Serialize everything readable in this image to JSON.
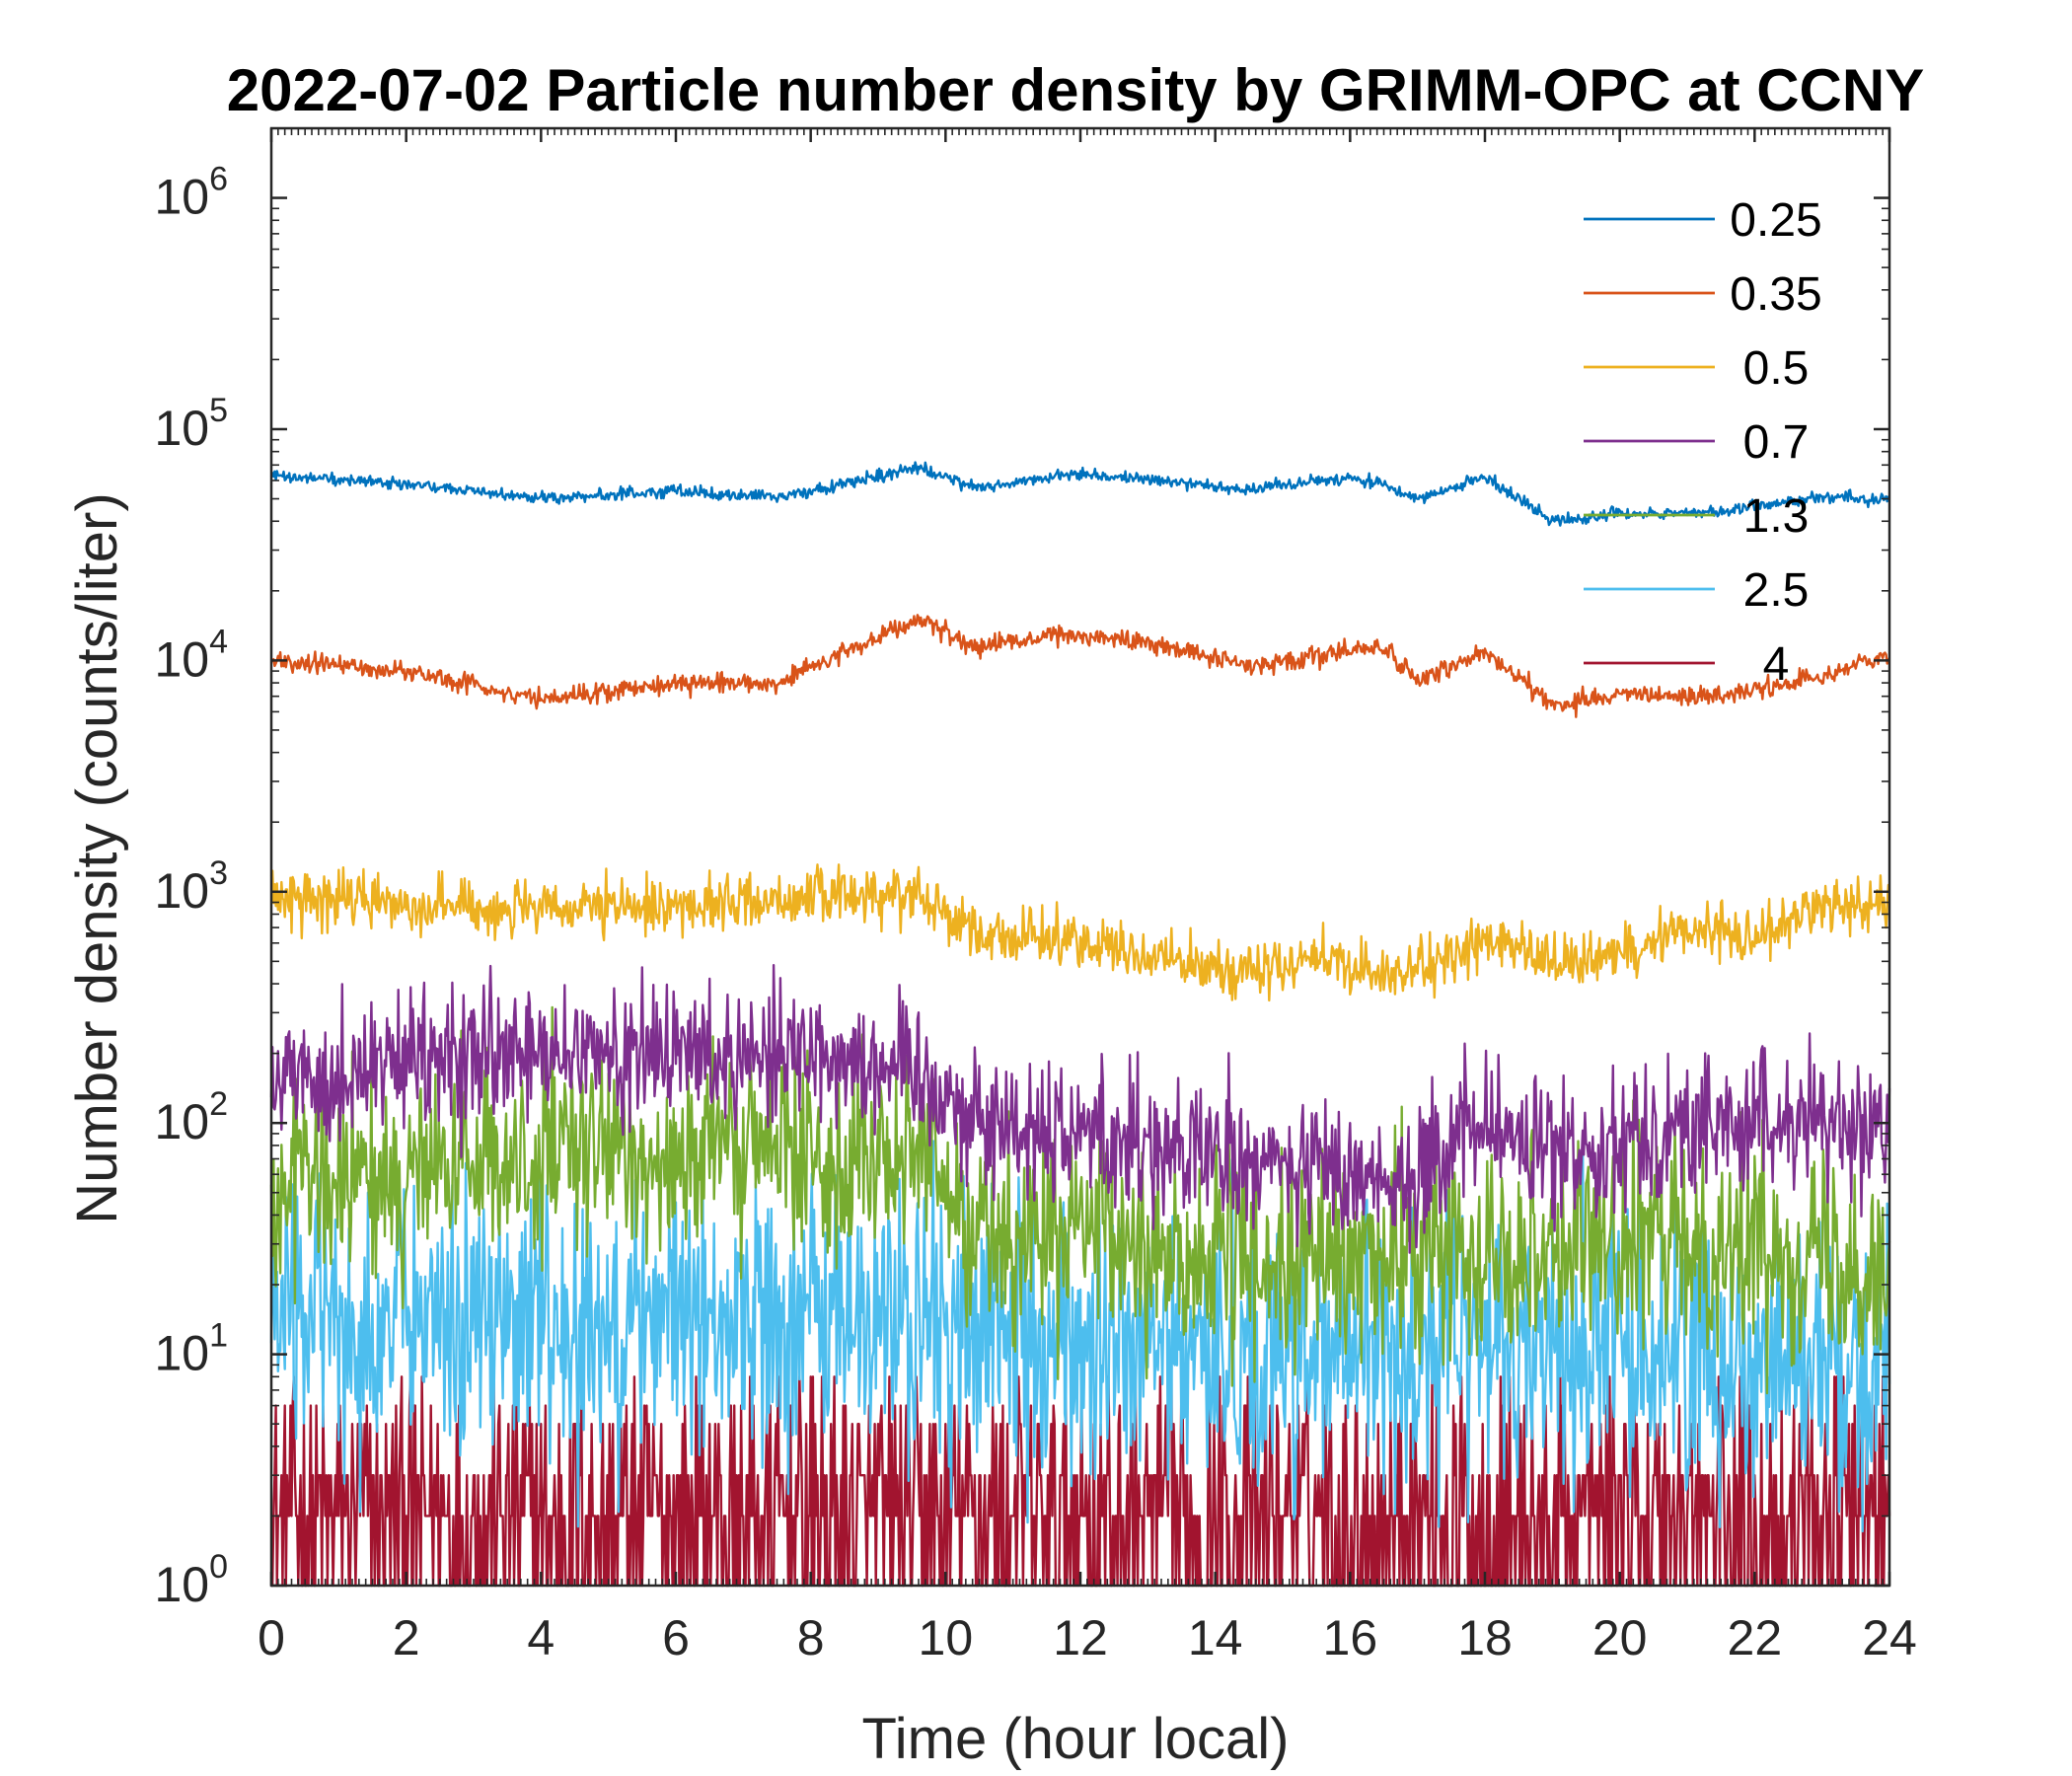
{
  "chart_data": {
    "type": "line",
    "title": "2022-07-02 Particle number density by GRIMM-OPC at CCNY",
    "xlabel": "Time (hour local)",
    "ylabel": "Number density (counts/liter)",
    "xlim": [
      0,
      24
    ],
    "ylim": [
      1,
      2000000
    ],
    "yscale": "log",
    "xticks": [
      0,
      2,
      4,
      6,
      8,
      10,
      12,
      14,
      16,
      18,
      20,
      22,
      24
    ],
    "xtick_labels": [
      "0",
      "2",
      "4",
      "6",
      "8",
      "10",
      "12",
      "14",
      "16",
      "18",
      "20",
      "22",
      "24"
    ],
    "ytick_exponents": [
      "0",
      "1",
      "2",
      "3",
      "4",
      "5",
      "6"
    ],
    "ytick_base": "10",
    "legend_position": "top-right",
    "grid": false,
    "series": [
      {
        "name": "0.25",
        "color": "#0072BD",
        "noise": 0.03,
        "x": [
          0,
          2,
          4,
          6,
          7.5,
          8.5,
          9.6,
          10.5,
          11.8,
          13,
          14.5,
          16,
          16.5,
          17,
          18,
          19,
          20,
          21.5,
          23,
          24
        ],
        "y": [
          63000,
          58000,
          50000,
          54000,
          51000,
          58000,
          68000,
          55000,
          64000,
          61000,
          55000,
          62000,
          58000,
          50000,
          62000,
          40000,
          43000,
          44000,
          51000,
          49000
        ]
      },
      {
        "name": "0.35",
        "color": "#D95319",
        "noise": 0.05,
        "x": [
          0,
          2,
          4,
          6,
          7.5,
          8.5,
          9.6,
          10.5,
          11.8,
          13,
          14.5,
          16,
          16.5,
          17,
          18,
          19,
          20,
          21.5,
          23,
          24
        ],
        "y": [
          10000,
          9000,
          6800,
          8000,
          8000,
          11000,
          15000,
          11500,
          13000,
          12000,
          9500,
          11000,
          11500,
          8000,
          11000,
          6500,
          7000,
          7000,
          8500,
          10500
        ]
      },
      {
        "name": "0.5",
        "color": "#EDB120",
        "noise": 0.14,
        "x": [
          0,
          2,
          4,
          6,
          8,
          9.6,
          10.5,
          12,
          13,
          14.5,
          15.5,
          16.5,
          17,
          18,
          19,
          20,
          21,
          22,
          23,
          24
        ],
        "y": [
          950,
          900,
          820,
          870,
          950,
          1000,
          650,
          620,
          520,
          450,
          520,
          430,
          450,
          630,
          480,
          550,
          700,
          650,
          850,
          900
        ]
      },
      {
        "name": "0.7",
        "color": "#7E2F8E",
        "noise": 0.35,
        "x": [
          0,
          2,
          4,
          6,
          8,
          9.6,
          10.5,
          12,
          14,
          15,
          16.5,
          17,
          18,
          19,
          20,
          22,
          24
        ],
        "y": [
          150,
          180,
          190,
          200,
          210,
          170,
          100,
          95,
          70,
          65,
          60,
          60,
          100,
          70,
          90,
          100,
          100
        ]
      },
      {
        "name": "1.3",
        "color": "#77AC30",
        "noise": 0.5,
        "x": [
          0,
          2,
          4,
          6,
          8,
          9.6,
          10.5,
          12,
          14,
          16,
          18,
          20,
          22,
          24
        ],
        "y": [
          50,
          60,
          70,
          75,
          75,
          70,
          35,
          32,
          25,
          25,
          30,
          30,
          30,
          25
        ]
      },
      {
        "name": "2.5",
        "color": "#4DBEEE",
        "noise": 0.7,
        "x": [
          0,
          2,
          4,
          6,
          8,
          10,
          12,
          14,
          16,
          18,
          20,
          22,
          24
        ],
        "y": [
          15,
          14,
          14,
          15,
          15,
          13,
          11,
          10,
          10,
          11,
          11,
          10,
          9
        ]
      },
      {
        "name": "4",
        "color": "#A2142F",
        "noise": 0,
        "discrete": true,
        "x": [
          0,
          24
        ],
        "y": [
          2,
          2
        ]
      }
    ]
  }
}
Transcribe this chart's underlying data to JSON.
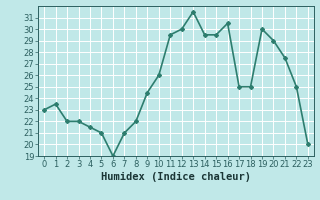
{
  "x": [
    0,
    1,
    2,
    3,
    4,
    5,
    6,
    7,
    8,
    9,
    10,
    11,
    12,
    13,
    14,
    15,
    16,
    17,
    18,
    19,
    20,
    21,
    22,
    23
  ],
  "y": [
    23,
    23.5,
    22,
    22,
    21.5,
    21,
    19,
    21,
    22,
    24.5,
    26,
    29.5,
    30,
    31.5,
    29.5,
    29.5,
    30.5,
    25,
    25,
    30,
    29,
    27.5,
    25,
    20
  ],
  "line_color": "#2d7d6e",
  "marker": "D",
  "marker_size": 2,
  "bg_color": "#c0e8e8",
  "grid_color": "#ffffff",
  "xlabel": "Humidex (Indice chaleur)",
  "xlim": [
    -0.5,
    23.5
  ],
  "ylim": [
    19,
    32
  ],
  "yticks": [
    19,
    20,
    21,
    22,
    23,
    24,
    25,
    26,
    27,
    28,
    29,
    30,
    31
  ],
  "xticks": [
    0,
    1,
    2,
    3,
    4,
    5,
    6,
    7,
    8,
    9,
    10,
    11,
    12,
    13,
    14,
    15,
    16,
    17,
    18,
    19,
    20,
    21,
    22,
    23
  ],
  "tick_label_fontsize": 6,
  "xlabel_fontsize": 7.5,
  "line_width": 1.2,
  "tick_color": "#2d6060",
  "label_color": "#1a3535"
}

########

GIVEN EXERCISE => Apart from the pictures, the entries above are to be repeated in full and exactly.

FULL ANSWER =>
Serialize everything readable in this image to JSON.
{
  "chart_data": {
    "type": "line",
    "title": "2022-07-02 Particle number density by GRIMM-OPC at CCNY",
    "xlabel": "Time (hour local)",
    "ylabel": "Number density (counts/liter)",
    "xlim": [
      0,
      24
    ],
    "ylim": [
      1,
      2000000
    ],
    "yscale": "log",
    "xticks": [
      0,
      2,
      4,
      6,
      8,
      10,
      12,
      14,
      16,
      18,
      20,
      22,
      24
    ],
    "xtick_labels": [
      "0",
      "2",
      "4",
      "6",
      "8",
      "10",
      "12",
      "14",
      "16",
      "18",
      "20",
      "22",
      "24"
    ],
    "ytick_exponents": [
      "0",
      "1",
      "2",
      "3",
      "4",
      "5",
      "6"
    ],
    "ytick_base": "10",
    "legend_position": "top-right",
    "grid": false,
    "series": [
      {
        "name": "0.25",
        "color": "#0072BD",
        "noise": 0.03,
        "x": [
          0,
          2,
          4,
          6,
          7.5,
          8.5,
          9.6,
          10.5,
          11.8,
          13,
          14.5,
          16,
          16.5,
          17,
          18,
          19,
          20,
          21.5,
          23,
          24
        ],
        "y": [
          63000,
          58000,
          50000,
          54000,
          51000,
          58000,
          68000,
          55000,
          64000,
          61000,
          55000,
          62000,
          58000,
          50000,
          62000,
          40000,
          43000,
          44000,
          51000,
          49000
        ]
      },
      {
        "name": "0.35",
        "color": "#D95319",
        "noise": 0.05,
        "x": [
          0,
          2,
          4,
          6,
          7.5,
          8.5,
          9.6,
          10.5,
          11.8,
          13,
          14.5,
          16,
          16.5,
          17,
          18,
          19,
          20,
          21.5,
          23,
          24
        ],
        "y": [
          10000,
          9000,
          6800,
          8000,
          8000,
          11000,
          15000,
          11500,
          13000,
          12000,
          9500,
          11000,
          11500,
          8000,
          11000,
          6500,
          7000,
          7000,
          8500,
          10500
        ]
      },
      {
        "name": "0.5",
        "color": "#EDB120",
        "noise": 0.14,
        "x": [
          0,
          2,
          4,
          6,
          8,
          9.6,
          10.5,
          12,
          13,
          14.5,
          15.5,
          16.5,
          17,
          18,
          19,
          20,
          21,
          22,
          23,
          24
        ],
        "y": [
          950,
          900,
          820,
          870,
          950,
          1000,
          650,
          620,
          520,
          450,
          520,
          430,
          450,
          630,
          480,
          550,
          700,
          650,
          850,
          900
        ]
      },
      {
        "name": "0.7",
        "color": "#7E2F8E",
        "noise": 0.35,
        "x": [
          0,
          2,
          4,
          6,
          8,
          9.6,
          10.5,
          12,
          14,
          15,
          16.5,
          17,
          18,
          19,
          20,
          22,
          24
        ],
        "y": [
          150,
          180,
          190,
          200,
          210,
          170,
          100,
          95,
          70,
          65,
          60,
          60,
          100,
          70,
          90,
          100,
          100
        ]
      },
      {
        "name": "1.3",
        "color": "#77AC30",
        "noise": 0.5,
        "x": [
          0,
          2,
          4,
          6,
          8,
          9.6,
          10.5,
          12,
          14,
          16,
          18,
          20,
          22,
          24
        ],
        "y": [
          50,
          60,
          70,
          75,
          75,
          70,
          35,
          32,
          25,
          25,
          30,
          30,
          30,
          25
        ]
      },
      {
        "name": "2.5",
        "color": "#4DBEEE",
        "noise": 0.7,
        "x": [
          0,
          2,
          4,
          6,
          8,
          10,
          12,
          14,
          16,
          18,
          20,
          22,
          24
        ],
        "y": [
          15,
          14,
          14,
          15,
          15,
          13,
          11,
          10,
          10,
          11,
          11,
          10,
          9
        ]
      },
      {
        "name": "4",
        "color": "#A2142F",
        "noise": 0,
        "discrete": true,
        "x": [
          0,
          24
        ],
        "y": [
          2,
          2
        ]
      }
    ]
  }
}
Transcribe this chart's underlying data to JSON.
{
  "x": [
    0,
    1,
    2,
    3,
    4,
    5,
    6,
    7,
    8,
    9,
    10,
    11,
    12,
    13,
    14,
    15,
    16,
    17,
    18,
    19,
    20,
    21,
    22,
    23
  ],
  "y": [
    23,
    23.5,
    22,
    22,
    21.5,
    21,
    19,
    21,
    22,
    24.5,
    26,
    29.5,
    30,
    31.5,
    29.5,
    29.5,
    30.5,
    25,
    25,
    30,
    29,
    27.5,
    25,
    20
  ],
  "line_color": "#2d7d6e",
  "marker": "D",
  "marker_size": 2,
  "bg_color": "#c0e8e8",
  "grid_color": "#ffffff",
  "xlabel": "Humidex (Indice chaleur)",
  "xlim": [
    -0.5,
    23.5
  ],
  "ylim": [
    19,
    32
  ],
  "yticks": [
    19,
    20,
    21,
    22,
    23,
    24,
    25,
    26,
    27,
    28,
    29,
    30,
    31
  ],
  "xticks": [
    0,
    1,
    2,
    3,
    4,
    5,
    6,
    7,
    8,
    9,
    10,
    11,
    12,
    13,
    14,
    15,
    16,
    17,
    18,
    19,
    20,
    21,
    22,
    23
  ],
  "tick_label_fontsize": 6,
  "xlabel_fontsize": 7.5,
  "line_width": 1.2,
  "tick_color": "#2d6060",
  "label_color": "#1a3535"
}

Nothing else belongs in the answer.